> DATASET:
----------
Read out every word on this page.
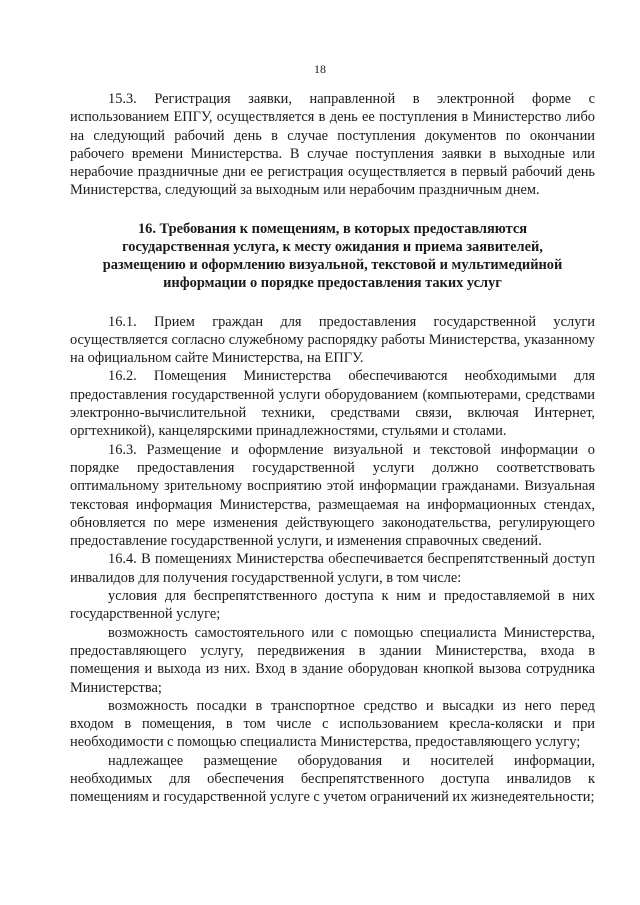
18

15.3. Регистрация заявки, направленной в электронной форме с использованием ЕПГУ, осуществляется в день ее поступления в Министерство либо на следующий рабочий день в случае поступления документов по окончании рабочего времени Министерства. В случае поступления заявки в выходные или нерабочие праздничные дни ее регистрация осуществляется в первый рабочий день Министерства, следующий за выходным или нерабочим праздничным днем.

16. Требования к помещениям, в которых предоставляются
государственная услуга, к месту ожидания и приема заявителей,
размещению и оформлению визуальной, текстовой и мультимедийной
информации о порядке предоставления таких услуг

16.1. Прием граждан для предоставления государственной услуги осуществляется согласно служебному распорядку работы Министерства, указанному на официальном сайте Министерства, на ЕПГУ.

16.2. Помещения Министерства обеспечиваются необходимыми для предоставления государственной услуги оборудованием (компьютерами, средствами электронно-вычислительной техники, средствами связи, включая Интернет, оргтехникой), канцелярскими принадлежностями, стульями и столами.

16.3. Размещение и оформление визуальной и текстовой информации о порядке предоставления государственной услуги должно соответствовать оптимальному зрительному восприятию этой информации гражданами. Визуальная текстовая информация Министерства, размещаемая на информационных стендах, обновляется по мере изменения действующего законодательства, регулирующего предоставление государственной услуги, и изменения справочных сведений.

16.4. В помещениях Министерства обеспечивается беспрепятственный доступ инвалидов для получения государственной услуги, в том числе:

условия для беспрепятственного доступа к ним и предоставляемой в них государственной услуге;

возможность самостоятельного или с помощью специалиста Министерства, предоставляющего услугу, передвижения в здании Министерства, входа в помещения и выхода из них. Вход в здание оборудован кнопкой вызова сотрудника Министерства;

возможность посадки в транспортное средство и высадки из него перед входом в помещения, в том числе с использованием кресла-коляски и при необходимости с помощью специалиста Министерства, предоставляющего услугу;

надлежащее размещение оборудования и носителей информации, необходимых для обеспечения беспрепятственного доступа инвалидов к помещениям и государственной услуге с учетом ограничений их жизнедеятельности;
----------
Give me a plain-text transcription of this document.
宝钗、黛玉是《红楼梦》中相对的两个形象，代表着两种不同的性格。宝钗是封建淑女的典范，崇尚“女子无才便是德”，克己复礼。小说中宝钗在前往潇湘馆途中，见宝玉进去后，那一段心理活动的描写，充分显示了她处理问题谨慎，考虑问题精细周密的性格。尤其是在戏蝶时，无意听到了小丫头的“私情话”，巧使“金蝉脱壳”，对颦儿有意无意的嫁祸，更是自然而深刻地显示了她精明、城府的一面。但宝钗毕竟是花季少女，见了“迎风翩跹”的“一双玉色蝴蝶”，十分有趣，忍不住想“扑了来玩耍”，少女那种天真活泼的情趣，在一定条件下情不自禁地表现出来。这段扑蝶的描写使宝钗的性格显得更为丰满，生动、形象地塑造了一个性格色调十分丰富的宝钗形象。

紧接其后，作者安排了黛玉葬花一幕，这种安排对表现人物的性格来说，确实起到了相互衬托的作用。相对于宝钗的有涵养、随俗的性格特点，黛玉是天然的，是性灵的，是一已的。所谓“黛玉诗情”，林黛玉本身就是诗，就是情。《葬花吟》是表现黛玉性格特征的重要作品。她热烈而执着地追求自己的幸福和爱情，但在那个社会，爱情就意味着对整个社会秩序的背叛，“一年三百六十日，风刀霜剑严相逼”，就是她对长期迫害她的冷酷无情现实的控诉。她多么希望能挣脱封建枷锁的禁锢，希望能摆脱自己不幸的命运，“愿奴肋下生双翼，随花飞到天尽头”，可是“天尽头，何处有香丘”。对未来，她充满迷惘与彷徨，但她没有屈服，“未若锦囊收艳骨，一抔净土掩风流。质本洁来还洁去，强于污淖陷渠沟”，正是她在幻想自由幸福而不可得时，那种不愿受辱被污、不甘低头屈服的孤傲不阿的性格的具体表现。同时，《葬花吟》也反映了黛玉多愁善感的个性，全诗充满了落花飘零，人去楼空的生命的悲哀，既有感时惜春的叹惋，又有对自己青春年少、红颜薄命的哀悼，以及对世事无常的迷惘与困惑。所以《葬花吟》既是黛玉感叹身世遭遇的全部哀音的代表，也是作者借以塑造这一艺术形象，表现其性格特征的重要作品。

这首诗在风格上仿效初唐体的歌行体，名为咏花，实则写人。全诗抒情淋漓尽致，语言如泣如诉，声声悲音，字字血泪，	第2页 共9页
----------
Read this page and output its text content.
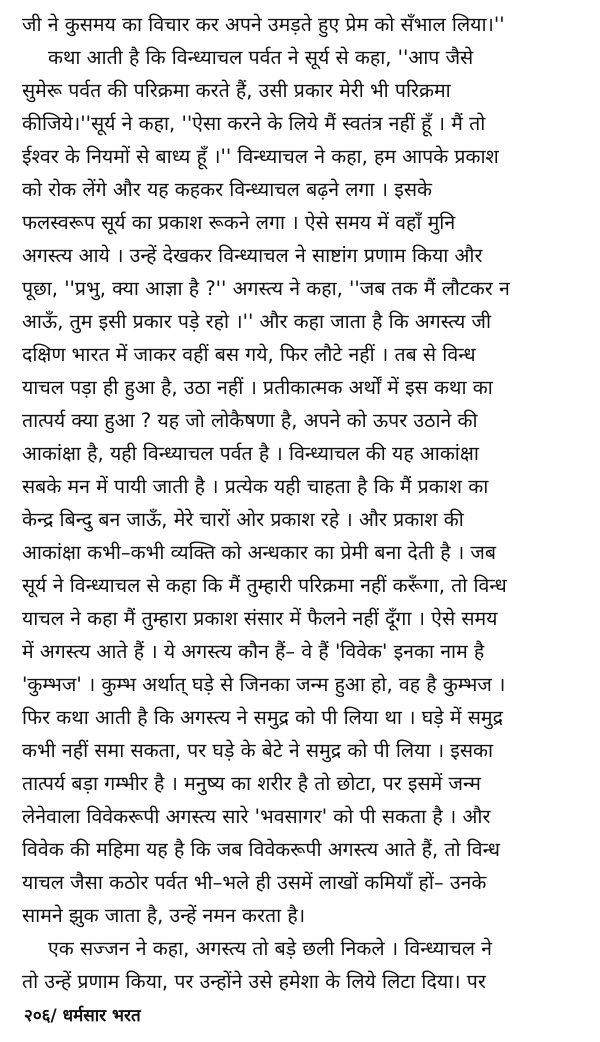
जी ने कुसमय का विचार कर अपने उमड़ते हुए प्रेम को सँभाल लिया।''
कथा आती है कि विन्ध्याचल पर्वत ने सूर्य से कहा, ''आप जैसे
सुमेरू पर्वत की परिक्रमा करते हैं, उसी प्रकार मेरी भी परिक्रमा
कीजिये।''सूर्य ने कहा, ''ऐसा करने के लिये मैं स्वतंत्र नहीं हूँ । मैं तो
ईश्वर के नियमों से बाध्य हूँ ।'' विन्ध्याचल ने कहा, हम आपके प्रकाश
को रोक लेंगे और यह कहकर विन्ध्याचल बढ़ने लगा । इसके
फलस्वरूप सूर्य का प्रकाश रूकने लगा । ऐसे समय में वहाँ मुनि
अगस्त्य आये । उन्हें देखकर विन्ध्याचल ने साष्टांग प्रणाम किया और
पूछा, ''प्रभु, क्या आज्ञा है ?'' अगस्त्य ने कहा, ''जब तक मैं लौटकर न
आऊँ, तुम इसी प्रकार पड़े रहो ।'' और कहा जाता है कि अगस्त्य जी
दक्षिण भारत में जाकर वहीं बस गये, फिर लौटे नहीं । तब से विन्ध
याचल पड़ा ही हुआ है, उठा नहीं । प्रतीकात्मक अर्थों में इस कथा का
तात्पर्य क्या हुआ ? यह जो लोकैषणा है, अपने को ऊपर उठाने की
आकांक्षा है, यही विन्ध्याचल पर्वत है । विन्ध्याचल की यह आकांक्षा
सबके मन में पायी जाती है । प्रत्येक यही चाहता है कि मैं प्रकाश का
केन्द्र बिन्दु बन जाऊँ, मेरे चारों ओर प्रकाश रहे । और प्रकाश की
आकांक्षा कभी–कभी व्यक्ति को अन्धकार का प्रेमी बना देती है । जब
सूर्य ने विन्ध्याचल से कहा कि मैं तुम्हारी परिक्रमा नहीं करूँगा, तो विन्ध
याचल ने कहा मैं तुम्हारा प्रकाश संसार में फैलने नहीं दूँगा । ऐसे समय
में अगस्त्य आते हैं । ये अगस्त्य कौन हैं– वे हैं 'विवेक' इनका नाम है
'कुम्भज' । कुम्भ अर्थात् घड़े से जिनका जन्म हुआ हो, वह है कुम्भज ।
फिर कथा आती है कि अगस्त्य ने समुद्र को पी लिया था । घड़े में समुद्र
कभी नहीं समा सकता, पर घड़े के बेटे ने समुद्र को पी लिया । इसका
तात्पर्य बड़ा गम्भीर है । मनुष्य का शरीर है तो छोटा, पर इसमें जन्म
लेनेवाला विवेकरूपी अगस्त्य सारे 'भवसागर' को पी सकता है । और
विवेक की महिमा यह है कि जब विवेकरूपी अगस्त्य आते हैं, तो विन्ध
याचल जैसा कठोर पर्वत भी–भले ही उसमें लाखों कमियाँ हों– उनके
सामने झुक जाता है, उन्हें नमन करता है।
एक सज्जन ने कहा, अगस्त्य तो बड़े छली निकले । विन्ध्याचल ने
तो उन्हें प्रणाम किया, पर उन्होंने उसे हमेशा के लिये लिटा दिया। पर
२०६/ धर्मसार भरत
----------
> REQUIRED TASK: Pick out all lines from the data above in which the word "использованием" appears.

> SOLUTION TO THIS TASK:
15.3. Регистрация заявки, направленной в электронной форме с использованием ЕПГУ, осуществляется в день ее поступления в Министерство либо на следующий рабочий день в случае поступления документов по окончании рабочего времени Министерства. В случае поступления заявки в выходные или нерабочие праздничные дни ее регистрация осуществляется в первый рабочий день Министерства, следующий за выходным или нерабочим праздничным днем.
возможность посадки в транспортное средство и высадки из него перед входом в помещения, в том числе с использованием кресла-коляски и при необходимости с помощью специалиста Министерства, предоставляющего услугу;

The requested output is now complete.